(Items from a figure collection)
+===+
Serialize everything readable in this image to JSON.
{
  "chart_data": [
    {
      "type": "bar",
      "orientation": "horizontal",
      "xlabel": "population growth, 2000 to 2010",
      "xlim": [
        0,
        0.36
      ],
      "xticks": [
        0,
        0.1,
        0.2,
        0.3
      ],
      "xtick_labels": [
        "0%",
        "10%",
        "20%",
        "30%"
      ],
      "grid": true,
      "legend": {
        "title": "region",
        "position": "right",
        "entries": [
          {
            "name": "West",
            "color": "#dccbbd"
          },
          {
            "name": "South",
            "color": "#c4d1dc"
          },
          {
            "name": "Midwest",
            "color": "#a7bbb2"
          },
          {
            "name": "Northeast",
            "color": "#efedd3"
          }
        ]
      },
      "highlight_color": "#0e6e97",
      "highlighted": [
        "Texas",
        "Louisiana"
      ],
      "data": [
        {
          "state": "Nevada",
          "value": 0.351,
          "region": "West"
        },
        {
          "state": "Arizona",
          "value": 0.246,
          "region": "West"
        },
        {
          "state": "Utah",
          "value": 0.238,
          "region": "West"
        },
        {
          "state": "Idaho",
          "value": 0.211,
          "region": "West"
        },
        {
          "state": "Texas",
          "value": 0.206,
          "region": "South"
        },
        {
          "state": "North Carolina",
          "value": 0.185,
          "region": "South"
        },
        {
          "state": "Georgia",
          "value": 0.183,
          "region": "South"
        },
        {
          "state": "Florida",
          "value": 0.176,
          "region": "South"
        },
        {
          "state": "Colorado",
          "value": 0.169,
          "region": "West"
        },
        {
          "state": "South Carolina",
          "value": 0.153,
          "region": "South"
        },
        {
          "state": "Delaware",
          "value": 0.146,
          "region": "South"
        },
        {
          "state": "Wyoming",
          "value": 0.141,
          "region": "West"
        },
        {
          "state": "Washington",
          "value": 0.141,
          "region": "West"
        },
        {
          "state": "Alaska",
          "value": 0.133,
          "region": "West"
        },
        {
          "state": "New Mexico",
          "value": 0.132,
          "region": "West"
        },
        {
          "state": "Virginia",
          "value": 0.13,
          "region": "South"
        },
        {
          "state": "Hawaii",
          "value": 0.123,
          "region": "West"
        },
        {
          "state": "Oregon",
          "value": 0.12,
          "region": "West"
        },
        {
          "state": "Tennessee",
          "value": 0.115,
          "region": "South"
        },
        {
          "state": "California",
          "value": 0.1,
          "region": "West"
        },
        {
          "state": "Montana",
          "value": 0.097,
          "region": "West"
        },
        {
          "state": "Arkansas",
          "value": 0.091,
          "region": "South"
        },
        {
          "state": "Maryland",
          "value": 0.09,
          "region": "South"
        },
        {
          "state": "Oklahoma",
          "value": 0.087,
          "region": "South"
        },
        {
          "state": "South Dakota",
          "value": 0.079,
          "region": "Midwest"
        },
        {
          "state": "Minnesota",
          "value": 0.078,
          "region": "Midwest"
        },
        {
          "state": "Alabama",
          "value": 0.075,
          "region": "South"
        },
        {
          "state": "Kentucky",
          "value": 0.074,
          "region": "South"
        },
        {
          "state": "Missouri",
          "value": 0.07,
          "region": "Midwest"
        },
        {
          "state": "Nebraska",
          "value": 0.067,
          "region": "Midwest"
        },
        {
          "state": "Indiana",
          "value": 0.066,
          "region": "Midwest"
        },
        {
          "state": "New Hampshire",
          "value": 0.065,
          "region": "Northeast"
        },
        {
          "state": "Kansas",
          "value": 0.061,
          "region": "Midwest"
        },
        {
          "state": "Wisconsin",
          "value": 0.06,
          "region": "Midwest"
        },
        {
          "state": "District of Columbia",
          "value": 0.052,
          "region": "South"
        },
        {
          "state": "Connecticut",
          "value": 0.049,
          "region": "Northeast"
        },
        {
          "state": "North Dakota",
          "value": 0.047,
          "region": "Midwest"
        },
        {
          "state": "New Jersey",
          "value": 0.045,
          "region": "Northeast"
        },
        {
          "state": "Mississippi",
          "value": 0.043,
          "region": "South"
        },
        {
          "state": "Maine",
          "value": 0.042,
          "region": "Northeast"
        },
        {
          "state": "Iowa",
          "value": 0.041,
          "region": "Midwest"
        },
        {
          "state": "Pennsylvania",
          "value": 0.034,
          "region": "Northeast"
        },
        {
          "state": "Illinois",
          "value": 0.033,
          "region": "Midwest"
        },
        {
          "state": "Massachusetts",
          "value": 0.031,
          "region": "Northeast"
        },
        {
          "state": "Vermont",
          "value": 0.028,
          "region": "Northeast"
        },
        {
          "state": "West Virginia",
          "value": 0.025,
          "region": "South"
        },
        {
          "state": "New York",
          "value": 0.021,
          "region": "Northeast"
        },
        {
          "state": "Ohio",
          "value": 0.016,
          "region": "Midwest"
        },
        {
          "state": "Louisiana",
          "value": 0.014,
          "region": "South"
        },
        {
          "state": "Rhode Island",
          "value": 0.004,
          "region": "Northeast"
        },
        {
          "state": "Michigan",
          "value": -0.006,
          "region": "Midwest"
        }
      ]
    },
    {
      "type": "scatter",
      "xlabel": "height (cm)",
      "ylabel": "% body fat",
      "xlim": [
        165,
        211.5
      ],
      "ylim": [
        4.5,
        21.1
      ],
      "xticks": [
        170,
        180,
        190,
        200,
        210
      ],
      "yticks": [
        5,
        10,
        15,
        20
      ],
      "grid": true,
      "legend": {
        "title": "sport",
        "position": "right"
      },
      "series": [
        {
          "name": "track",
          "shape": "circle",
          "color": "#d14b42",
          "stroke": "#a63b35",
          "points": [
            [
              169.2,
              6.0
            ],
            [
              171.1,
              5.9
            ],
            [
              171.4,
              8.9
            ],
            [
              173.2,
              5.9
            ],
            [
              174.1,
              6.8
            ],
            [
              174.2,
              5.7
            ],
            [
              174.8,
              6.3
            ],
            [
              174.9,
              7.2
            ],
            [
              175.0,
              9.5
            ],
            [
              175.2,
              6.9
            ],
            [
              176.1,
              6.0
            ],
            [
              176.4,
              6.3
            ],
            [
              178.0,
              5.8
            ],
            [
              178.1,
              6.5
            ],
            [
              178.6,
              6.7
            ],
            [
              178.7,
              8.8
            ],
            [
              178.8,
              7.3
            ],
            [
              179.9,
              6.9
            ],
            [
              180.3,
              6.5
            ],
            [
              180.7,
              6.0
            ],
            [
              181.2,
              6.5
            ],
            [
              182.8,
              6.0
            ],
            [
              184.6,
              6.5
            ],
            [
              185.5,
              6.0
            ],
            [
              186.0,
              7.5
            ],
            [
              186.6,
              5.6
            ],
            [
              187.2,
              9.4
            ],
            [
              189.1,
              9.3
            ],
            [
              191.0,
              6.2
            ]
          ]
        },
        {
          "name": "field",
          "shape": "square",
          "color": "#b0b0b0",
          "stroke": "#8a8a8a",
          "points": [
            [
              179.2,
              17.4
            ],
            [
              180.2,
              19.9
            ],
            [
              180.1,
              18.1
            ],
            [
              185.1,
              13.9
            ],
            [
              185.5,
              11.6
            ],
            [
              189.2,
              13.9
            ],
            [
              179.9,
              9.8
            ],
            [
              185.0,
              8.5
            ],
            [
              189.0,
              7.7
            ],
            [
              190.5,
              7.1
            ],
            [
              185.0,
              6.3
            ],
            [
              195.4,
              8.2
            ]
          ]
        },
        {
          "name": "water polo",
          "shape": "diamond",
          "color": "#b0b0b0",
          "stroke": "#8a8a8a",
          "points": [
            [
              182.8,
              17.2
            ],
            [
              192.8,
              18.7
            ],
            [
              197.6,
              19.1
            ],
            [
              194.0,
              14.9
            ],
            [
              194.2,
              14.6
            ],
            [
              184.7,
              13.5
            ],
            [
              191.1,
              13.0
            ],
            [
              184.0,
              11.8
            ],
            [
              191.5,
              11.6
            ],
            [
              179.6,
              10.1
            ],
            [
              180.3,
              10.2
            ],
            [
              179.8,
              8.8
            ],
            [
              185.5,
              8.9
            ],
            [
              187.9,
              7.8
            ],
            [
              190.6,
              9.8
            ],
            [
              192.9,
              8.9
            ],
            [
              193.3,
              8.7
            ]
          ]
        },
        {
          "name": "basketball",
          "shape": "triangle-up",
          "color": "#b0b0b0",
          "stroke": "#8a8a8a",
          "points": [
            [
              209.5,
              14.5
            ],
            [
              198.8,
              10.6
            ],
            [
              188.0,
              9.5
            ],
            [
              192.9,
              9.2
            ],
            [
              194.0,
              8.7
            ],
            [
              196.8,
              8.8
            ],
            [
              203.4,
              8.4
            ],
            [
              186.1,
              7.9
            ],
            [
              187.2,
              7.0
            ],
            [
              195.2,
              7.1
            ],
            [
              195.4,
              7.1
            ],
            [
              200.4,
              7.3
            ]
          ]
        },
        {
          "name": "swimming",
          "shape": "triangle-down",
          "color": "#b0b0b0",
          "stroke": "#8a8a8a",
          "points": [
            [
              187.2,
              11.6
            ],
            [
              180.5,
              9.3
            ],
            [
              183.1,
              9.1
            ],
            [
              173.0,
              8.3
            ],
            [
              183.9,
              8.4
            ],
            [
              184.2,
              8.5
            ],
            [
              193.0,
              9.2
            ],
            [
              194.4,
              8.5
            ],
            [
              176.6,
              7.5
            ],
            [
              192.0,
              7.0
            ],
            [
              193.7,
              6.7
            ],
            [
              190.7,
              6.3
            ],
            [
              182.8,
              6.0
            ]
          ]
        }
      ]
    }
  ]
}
+===+
* **WRITTEN EXERCISE**
Copy down every line of the entries containing the word "Carolina".

* **RESULT OF THIS TASK**
          "state": "North Carolina",
          "state": "South Carolina",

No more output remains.